Exercise
Locate the word "this" in the data below, then copy every line that holds it.

Input material
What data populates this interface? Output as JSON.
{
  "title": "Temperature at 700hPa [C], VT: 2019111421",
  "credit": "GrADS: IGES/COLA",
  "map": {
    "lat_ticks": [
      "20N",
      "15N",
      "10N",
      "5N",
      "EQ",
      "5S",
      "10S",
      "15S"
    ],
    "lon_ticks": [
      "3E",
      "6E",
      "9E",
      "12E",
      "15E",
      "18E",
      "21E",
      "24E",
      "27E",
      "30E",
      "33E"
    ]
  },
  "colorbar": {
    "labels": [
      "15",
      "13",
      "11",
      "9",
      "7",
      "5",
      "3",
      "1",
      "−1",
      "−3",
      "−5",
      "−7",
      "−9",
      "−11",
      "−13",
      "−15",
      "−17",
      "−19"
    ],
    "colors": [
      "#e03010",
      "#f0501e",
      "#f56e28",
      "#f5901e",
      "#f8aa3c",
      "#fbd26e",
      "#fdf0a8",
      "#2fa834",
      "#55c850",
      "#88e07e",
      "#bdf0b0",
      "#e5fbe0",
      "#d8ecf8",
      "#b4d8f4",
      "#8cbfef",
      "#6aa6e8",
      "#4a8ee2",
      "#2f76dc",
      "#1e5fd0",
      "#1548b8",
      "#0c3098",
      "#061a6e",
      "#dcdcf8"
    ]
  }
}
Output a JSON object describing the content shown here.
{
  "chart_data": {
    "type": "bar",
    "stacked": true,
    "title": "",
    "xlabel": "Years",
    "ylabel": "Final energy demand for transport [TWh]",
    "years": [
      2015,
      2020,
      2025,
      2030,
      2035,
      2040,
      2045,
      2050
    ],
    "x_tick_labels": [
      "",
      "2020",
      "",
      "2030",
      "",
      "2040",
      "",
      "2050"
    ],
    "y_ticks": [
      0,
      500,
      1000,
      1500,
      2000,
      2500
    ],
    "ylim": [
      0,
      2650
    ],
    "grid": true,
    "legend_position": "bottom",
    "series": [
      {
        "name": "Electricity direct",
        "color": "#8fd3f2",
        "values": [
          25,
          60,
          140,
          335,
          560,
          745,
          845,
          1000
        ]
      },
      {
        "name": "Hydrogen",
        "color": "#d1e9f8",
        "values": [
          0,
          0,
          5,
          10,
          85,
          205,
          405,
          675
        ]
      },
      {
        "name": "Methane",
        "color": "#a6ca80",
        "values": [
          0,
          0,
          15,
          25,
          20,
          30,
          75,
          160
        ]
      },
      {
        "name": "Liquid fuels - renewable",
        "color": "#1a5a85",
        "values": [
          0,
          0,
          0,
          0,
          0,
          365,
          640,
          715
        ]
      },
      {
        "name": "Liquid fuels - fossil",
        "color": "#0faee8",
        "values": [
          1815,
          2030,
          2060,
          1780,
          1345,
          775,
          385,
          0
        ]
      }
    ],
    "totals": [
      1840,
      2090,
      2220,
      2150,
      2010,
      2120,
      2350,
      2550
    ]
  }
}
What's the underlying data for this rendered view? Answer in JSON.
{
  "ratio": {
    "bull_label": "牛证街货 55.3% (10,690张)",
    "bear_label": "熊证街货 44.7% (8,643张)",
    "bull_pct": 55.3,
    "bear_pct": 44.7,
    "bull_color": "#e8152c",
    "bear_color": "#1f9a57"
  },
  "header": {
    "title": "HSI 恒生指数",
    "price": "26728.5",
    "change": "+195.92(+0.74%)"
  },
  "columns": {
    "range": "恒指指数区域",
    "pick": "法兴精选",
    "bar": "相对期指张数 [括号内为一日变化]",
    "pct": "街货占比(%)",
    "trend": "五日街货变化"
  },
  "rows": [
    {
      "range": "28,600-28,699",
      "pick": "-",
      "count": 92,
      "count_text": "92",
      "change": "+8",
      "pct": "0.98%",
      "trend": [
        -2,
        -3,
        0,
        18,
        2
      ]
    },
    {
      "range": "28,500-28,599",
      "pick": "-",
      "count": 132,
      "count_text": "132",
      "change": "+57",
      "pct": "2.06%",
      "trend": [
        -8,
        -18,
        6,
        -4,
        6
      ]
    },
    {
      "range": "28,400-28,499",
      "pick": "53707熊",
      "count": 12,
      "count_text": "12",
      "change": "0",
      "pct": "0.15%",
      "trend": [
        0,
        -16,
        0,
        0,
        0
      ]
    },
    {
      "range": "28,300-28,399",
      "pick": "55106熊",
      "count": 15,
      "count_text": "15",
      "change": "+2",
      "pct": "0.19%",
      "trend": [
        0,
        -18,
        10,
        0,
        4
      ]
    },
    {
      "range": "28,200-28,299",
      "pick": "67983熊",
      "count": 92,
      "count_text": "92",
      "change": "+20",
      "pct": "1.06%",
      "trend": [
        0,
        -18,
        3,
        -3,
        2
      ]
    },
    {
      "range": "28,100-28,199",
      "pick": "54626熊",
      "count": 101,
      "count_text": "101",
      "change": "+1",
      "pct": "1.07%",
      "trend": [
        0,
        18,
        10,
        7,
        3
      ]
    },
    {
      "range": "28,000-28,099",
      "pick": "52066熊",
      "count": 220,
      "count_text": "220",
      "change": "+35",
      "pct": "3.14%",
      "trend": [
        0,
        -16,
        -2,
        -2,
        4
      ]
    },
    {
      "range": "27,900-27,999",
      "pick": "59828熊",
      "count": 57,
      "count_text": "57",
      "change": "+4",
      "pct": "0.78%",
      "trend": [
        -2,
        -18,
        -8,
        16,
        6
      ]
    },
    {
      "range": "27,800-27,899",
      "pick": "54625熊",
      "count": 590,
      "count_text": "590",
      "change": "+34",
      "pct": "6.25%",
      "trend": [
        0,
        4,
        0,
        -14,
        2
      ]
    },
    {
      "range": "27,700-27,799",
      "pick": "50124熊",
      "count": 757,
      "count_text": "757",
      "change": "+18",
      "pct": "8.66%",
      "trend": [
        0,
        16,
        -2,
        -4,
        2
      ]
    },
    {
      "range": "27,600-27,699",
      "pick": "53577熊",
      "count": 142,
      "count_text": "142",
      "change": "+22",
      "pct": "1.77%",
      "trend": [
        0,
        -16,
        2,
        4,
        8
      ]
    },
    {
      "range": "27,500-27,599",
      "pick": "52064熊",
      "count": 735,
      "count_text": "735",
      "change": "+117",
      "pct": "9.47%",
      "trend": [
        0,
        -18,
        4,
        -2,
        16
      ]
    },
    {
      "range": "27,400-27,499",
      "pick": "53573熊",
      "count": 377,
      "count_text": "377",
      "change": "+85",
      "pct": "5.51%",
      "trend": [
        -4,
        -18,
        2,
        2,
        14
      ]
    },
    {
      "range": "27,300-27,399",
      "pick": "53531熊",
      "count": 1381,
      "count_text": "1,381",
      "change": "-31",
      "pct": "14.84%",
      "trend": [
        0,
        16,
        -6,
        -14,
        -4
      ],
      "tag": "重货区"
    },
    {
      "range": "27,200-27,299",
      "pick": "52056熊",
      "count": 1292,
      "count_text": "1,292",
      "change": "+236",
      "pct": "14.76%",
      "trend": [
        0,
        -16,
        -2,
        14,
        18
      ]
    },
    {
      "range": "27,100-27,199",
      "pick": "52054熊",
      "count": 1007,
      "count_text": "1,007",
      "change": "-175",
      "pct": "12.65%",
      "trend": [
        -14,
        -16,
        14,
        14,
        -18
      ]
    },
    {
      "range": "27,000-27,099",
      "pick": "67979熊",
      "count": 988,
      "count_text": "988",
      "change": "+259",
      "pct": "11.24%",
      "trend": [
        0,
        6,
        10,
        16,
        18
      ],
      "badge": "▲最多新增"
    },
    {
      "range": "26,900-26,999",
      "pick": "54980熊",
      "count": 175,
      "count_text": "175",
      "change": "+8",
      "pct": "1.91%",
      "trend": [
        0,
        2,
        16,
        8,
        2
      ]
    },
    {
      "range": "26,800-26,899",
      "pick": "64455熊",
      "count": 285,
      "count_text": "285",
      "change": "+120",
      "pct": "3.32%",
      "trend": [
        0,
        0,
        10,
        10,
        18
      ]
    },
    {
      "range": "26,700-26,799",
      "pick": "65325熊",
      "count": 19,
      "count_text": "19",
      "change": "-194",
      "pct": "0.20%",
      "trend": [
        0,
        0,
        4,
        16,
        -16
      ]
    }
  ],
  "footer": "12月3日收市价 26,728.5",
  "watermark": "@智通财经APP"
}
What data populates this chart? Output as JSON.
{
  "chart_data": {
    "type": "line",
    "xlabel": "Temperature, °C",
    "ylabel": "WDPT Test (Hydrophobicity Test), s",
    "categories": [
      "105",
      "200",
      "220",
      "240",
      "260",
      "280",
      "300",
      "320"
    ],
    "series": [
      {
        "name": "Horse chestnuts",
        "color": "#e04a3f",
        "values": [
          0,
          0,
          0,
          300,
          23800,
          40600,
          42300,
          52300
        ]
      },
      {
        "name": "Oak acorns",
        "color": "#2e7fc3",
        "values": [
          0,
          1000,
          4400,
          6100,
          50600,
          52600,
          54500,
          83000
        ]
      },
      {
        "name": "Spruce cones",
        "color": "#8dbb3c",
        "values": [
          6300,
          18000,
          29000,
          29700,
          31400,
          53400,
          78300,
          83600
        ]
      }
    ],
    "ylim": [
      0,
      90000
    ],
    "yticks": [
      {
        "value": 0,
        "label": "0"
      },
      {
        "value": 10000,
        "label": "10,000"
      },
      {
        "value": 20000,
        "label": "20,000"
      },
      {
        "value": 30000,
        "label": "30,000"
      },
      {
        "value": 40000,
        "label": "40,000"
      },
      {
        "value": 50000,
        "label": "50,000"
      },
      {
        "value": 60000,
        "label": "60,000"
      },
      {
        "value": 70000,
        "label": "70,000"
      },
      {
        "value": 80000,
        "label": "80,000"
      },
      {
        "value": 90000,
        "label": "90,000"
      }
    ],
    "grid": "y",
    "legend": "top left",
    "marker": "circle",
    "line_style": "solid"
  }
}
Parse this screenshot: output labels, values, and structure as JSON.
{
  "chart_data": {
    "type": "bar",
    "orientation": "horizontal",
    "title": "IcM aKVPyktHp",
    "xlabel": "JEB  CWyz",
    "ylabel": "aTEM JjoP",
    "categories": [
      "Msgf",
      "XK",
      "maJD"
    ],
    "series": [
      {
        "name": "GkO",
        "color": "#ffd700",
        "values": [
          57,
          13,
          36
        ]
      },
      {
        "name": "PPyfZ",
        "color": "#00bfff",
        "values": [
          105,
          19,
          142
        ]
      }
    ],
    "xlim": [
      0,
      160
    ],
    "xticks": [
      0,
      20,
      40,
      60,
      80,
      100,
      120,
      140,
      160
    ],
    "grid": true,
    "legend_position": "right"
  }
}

Output of the exercise
What data populates this interface? Output as JSON.
What's the underlying data for this rendered view? Answer in JSON.
What data populates this chart? Output as JSON.
Parse this screenshot: output labels, values, and structure as JSON.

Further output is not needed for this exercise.